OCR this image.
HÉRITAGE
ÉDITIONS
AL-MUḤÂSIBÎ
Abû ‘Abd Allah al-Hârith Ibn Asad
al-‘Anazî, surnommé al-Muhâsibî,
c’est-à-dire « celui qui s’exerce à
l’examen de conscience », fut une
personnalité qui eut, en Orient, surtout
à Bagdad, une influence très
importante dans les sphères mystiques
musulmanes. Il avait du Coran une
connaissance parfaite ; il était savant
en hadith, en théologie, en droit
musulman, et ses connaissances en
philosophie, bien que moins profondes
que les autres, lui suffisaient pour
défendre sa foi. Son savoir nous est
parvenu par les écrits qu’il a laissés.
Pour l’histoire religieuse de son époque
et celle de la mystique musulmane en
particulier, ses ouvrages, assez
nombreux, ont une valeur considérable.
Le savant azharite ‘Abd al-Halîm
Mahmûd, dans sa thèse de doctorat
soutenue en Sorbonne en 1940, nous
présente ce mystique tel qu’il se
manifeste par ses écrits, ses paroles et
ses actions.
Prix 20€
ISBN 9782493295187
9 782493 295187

Stated problem >> Could you transcribe the records in full, exactly?

Result of the exercise >>
OCR this image.
HÉRITAGE
ÉDITIONS
AL-MUḤÂSIBÎ
Abû ‘Abd Allah al-Hârith Ibn Asad
al-‘Anazî, surnommé al-Muhâsibî,
c’est-à-dire « celui qui s’exerce à
l’examen de conscience », fut une
personnalité qui eut, en Orient, surtout
à Bagdad, une influence très
importante dans les sphères mystiques
musulmanes. Il avait du Coran une
connaissance parfaite ; il était savant
en hadith, en théologie, en droit
musulman, et ses connaissances en
philosophie, bien que moins profondes
que les autres, lui suffisaient pour
défendre sa foi. Son savoir nous est
parvenu par les écrits qu’il a laissés.
Pour l’histoire religieuse de son époque
et celle de la mystique musulmane en
particulier, ses ouvrages, assez
nombreux, ont une valeur considérable.
Le savant azharite ‘Abd al-Halîm
Mahmûd, dans sa thèse de doctorat
soutenue en Sorbonne en 1940, nous
présente ce mystique tel qu’il se
manifeste par ses écrits, ses paroles et
ses actions.
Prix 20€
ISBN 9782493295187
9 782493 295187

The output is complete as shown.